**Prompt**.
Each line that follows is to be retyped exactly.

**Supplied information**.

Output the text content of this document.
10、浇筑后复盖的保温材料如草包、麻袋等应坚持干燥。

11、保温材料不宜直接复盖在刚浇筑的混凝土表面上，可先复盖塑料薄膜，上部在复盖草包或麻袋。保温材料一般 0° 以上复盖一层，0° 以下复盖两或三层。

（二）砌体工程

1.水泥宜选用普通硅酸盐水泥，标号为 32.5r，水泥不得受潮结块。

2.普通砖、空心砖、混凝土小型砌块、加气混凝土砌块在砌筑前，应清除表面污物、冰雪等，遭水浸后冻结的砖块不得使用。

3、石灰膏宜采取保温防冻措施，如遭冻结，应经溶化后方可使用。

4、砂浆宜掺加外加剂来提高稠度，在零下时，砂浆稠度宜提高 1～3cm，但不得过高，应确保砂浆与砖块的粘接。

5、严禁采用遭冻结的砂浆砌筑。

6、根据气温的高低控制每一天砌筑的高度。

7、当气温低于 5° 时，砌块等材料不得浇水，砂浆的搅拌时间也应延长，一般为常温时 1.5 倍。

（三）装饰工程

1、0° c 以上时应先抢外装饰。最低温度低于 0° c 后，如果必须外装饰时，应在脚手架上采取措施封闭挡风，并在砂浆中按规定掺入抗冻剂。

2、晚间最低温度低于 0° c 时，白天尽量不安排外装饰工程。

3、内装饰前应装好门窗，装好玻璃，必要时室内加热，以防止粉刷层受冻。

**Exercise answer**.
Output the text content of this document.
10、浇筑后复盖的保温材料如草包、麻袋等应坚持干燥。

11、保温材料不宜直接复盖在刚浇筑的混凝土表面上，可先复盖塑料薄膜，上部在复盖草包或麻袋。保温材料一般 0° 以上复盖一层，0° 以下复盖两或三层。

（二）砌体工程

1.水泥宜选用普通硅酸盐水泥，标号为 32.5r，水泥不得受潮结块。

2.普通砖、空心砖、混凝土小型砌块、加气混凝土砌块在砌筑前，应清除表面污物、冰雪等，遭水浸后冻结的砖块不得使用。

3、石灰膏宜采取保温防冻措施，如遭冻结，应经溶化后方可使用。

4、砂浆宜掺加外加剂来提高稠度，在零下时，砂浆稠度宜提高 1～3cm，但不得过高，应确保砂浆与砖块的粘接。

5、严禁采用遭冻结的砂浆砌筑。

6、根据气温的高低控制每一天砌筑的高度。

7、当气温低于 5° 时，砌块等材料不得浇水，砂浆的搅拌时间也应延长，一般为常温时 1.5 倍。

（三）装饰工程

1、0° c 以上时应先抢外装饰。最低温度低于 0° c 后，如果必须外装饰时，应在脚手架上采取措施封闭挡风，并在砂浆中按规定掺入抗冻剂。

2、晚间最低温度低于 0° c 时，白天尽量不安排外装饰工程。

3、内装饰前应装好门窗，装好玻璃，必要时室内加热，以防止粉刷层受冻。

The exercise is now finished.